__EXERCISE INSTRUCTIONS__. Copy out each line containing "skill" from the entries below.

----- RECORDS SUPPLIED -----

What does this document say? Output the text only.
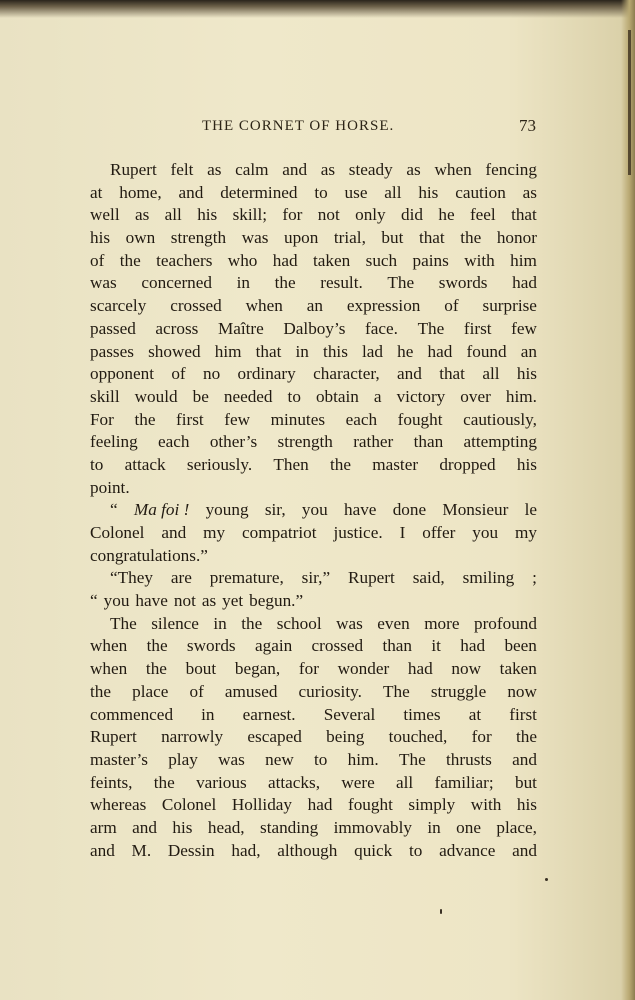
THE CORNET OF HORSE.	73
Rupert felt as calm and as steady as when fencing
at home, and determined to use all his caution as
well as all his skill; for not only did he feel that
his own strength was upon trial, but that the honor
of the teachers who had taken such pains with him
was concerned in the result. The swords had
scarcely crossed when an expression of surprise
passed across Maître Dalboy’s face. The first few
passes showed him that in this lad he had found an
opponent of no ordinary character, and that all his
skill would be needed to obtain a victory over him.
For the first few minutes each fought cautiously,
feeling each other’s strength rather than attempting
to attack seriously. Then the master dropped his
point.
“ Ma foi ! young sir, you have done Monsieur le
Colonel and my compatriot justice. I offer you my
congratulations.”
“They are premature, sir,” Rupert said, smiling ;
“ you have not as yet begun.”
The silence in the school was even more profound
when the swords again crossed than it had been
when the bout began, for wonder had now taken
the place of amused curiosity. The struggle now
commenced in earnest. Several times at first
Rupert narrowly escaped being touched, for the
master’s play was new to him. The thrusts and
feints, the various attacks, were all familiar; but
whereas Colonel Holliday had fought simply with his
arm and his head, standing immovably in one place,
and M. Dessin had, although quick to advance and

-----

__ANSWER TO THE EXERCISE__.
well as all his skill; for not only did he feel that
skill would be needed to obtain a victory over him.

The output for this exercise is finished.